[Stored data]
****************
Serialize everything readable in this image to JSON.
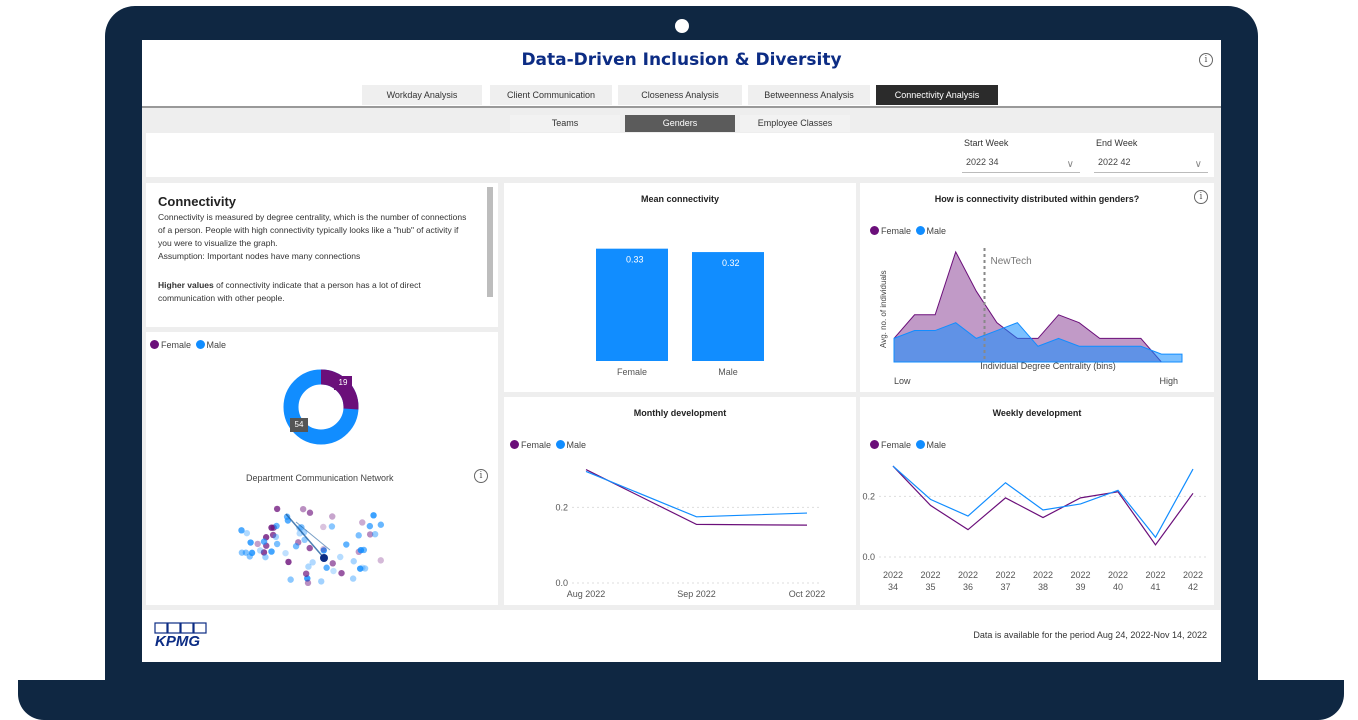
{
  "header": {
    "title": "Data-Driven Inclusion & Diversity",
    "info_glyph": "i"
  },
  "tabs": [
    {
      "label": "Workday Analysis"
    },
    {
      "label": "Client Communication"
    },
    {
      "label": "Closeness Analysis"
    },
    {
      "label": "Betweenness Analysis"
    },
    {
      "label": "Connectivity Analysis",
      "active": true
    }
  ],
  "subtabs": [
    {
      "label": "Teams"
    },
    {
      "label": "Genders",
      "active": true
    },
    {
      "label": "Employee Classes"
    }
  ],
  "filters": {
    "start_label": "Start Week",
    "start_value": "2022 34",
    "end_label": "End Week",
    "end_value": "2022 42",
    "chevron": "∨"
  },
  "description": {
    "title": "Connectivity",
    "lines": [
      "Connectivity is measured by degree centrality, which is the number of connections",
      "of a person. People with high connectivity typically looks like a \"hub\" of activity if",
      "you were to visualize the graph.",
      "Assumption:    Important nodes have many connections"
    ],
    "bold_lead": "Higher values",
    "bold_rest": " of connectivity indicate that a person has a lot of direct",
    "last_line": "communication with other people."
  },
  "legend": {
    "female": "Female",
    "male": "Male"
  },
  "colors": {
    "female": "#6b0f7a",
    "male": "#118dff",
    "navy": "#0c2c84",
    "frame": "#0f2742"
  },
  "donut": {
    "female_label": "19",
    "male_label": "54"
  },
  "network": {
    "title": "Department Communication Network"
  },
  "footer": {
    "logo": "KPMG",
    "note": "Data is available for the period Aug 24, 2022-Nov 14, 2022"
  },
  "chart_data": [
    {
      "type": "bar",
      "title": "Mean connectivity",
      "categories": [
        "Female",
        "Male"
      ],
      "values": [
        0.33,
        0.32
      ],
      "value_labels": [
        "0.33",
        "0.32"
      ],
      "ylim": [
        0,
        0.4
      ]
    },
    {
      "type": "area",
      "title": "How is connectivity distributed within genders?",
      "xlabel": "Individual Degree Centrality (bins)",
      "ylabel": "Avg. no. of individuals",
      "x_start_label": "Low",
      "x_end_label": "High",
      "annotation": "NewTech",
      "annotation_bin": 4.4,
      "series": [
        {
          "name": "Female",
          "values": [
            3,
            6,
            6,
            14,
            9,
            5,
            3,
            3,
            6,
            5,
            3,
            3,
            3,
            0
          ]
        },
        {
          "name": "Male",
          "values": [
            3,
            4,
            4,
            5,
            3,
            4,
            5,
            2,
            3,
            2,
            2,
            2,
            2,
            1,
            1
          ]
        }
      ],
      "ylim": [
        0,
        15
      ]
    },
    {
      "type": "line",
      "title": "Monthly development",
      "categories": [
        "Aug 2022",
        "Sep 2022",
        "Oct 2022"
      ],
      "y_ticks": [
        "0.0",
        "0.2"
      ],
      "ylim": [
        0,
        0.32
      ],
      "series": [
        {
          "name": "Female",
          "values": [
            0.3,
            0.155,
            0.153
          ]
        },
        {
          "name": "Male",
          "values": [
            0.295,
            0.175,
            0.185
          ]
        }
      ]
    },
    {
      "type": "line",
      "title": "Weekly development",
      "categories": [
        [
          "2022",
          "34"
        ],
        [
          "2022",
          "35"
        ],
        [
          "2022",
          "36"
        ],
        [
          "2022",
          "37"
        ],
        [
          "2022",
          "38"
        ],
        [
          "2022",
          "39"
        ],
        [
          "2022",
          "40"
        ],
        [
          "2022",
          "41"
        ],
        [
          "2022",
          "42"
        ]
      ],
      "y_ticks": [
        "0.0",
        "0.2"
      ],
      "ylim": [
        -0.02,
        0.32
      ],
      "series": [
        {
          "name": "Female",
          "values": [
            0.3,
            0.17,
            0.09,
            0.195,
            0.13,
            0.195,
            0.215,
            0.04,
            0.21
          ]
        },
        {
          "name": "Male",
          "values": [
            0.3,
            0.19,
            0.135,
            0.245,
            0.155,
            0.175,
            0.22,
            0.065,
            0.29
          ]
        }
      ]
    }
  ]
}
****************
◆ Instruction
Transcribe all of the records above character for character. Exclude the pictures.

◆ Written reply
Serialize everything readable in this image to JSON.
{
  "header": {
    "title": "Data-Driven Inclusion & Diversity",
    "info_glyph": "i"
  },
  "tabs": [
    {
      "label": "Workday Analysis"
    },
    {
      "label": "Client Communication"
    },
    {
      "label": "Closeness Analysis"
    },
    {
      "label": "Betweenness Analysis"
    },
    {
      "label": "Connectivity Analysis",
      "active": true
    }
  ],
  "subtabs": [
    {
      "label": "Teams"
    },
    {
      "label": "Genders",
      "active": true
    },
    {
      "label": "Employee Classes"
    }
  ],
  "filters": {
    "start_label": "Start Week",
    "start_value": "2022 34",
    "end_label": "End Week",
    "end_value": "2022 42",
    "chevron": "∨"
  },
  "description": {
    "title": "Connectivity",
    "lines": [
      "Connectivity is measured by degree centrality, which is the number of connections",
      "of a person. People with high connectivity typically looks like a \"hub\" of activity if",
      "you were to visualize the graph.",
      "Assumption:    Important nodes have many connections"
    ],
    "bold_lead": "Higher values",
    "bold_rest": " of connectivity indicate that a person has a lot of direct",
    "last_line": "communication with other people."
  },
  "legend": {
    "female": "Female",
    "male": "Male"
  },
  "colors": {
    "female": "#6b0f7a",
    "male": "#118dff",
    "navy": "#0c2c84",
    "frame": "#0f2742"
  },
  "donut": {
    "female_label": "19",
    "male_label": "54"
  },
  "network": {
    "title": "Department Communication Network"
  },
  "footer": {
    "logo": "KPMG",
    "note": "Data is available for the period Aug 24, 2022-Nov 14, 2022"
  },
  "chart_data": [
    {
      "type": "bar",
      "title": "Mean connectivity",
      "categories": [
        "Female",
        "Male"
      ],
      "values": [
        0.33,
        0.32
      ],
      "value_labels": [
        "0.33",
        "0.32"
      ],
      "ylim": [
        0,
        0.4
      ]
    },
    {
      "type": "area",
      "title": "How is connectivity distributed within genders?",
      "xlabel": "Individual Degree Centrality (bins)",
      "ylabel": "Avg. no. of individuals",
      "x_start_label": "Low",
      "x_end_label": "High",
      "annotation": "NewTech",
      "annotation_bin": 4.4,
      "series": [
        {
          "name": "Female",
          "values": [
            3,
            6,
            6,
            14,
            9,
            5,
            3,
            3,
            6,
            5,
            3,
            3,
            3,
            0
          ]
        },
        {
          "name": "Male",
          "values": [
            3,
            4,
            4,
            5,
            3,
            4,
            5,
            2,
            3,
            2,
            2,
            2,
            2,
            1,
            1
          ]
        }
      ],
      "ylim": [
        0,
        15
      ]
    },
    {
      "type": "line",
      "title": "Monthly development",
      "categories": [
        "Aug 2022",
        "Sep 2022",
        "Oct 2022"
      ],
      "y_ticks": [
        "0.0",
        "0.2"
      ],
      "ylim": [
        0,
        0.32
      ],
      "series": [
        {
          "name": "Female",
          "values": [
            0.3,
            0.155,
            0.153
          ]
        },
        {
          "name": "Male",
          "values": [
            0.295,
            0.175,
            0.185
          ]
        }
      ]
    },
    {
      "type": "line",
      "title": "Weekly development",
      "categories": [
        [
          "2022",
          "34"
        ],
        [
          "2022",
          "35"
        ],
        [
          "2022",
          "36"
        ],
        [
          "2022",
          "37"
        ],
        [
          "2022",
          "38"
        ],
        [
          "2022",
          "39"
        ],
        [
          "2022",
          "40"
        ],
        [
          "2022",
          "41"
        ],
        [
          "2022",
          "42"
        ]
      ],
      "y_ticks": [
        "0.0",
        "0.2"
      ],
      "ylim": [
        -0.02,
        0.32
      ],
      "series": [
        {
          "name": "Female",
          "values": [
            0.3,
            0.17,
            0.09,
            0.195,
            0.13,
            0.195,
            0.215,
            0.04,
            0.21
          ]
        },
        {
          "name": "Male",
          "values": [
            0.3,
            0.19,
            0.135,
            0.245,
            0.155,
            0.175,
            0.22,
            0.065,
            0.29
          ]
        }
      ]
    }
  ]
}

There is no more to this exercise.